Given instruction
Every record must be repeated exactly, with no omission.

begin Given records

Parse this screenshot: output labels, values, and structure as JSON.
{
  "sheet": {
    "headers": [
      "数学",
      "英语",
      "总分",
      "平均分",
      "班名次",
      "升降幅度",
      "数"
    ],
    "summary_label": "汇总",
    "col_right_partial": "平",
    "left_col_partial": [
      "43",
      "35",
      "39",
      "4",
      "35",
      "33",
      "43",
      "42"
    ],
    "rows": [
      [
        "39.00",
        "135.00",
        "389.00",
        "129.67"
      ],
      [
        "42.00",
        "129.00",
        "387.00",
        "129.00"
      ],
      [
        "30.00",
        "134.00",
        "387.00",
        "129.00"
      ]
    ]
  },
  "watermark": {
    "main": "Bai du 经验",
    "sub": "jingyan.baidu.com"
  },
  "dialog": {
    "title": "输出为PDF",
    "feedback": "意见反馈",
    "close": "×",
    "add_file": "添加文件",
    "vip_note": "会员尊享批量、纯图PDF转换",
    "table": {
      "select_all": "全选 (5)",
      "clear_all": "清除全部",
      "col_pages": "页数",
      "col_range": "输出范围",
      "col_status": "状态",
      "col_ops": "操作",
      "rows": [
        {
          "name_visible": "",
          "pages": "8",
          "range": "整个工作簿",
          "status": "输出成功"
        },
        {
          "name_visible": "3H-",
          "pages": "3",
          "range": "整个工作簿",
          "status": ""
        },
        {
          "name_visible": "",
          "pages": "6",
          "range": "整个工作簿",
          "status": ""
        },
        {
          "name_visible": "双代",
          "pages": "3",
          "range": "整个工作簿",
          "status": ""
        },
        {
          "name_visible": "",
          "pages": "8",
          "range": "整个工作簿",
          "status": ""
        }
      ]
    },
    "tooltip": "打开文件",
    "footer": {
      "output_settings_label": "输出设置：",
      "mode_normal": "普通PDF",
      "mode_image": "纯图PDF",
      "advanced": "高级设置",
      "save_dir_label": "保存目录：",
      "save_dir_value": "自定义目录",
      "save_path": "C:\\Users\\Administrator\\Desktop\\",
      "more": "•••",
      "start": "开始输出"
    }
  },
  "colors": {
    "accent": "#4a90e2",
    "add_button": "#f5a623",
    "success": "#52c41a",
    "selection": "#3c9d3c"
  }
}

end Given records

Finished answer
Parse this screenshot: output labels, values, and structure as JSON.
{
  "sheet": {
    "headers": [
      "数学",
      "英语",
      "总分",
      "平均分",
      "班名次",
      "升降幅度",
      "数"
    ],
    "summary_label": "汇总",
    "col_right_partial": "平",
    "left_col_partial": [
      "43",
      "35",
      "39",
      "4",
      "35",
      "33",
      "43",
      "42"
    ],
    "rows": [
      [
        "39.00",
        "135.00",
        "389.00",
        "129.67"
      ],
      [
        "42.00",
        "129.00",
        "387.00",
        "129.00"
      ],
      [
        "30.00",
        "134.00",
        "387.00",
        "129.00"
      ]
    ]
  },
  "watermark": {
    "main": "Bai du 经验",
    "sub": "jingyan.baidu.com"
  },
  "dialog": {
    "title": "输出为PDF",
    "feedback": "意见反馈",
    "close": "×",
    "add_file": "添加文件",
    "vip_note": "会员尊享批量、纯图PDF转换",
    "table": {
      "select_all": "全选 (5)",
      "clear_all": "清除全部",
      "col_pages": "页数",
      "col_range": "输出范围",
      "col_status": "状态",
      "col_ops": "操作",
      "rows": [
        {
          "name_visible": "",
          "pages": "8",
          "range": "整个工作簿",
          "status": "输出成功"
        },
        {
          "name_visible": "3H-",
          "pages": "3",
          "range": "整个工作簿",
          "status": ""
        },
        {
          "name_visible": "",
          "pages": "6",
          "range": "整个工作簿",
          "status": ""
        },
        {
          "name_visible": "双代",
          "pages": "3",
          "range": "整个工作簿",
          "status": ""
        },
        {
          "name_visible": "",
          "pages": "8",
          "range": "整个工作簿",
          "status": ""
        }
      ]
    },
    "tooltip": "打开文件",
    "footer": {
      "output_settings_label": "输出设置：",
      "mode_normal": "普通PDF",
      "mode_image": "纯图PDF",
      "advanced": "高级设置",
      "save_dir_label": "保存目录：",
      "save_dir_value": "自定义目录",
      "save_path": "C:\\Users\\Administrator\\Desktop\\",
      "more": "•••",
      "start": "开始输出"
    }
  },
  "colors": {
    "accent": "#4a90e2",
    "add_button": "#f5a623",
    "success": "#52c41a",
    "selection": "#3c9d3c"
  }
}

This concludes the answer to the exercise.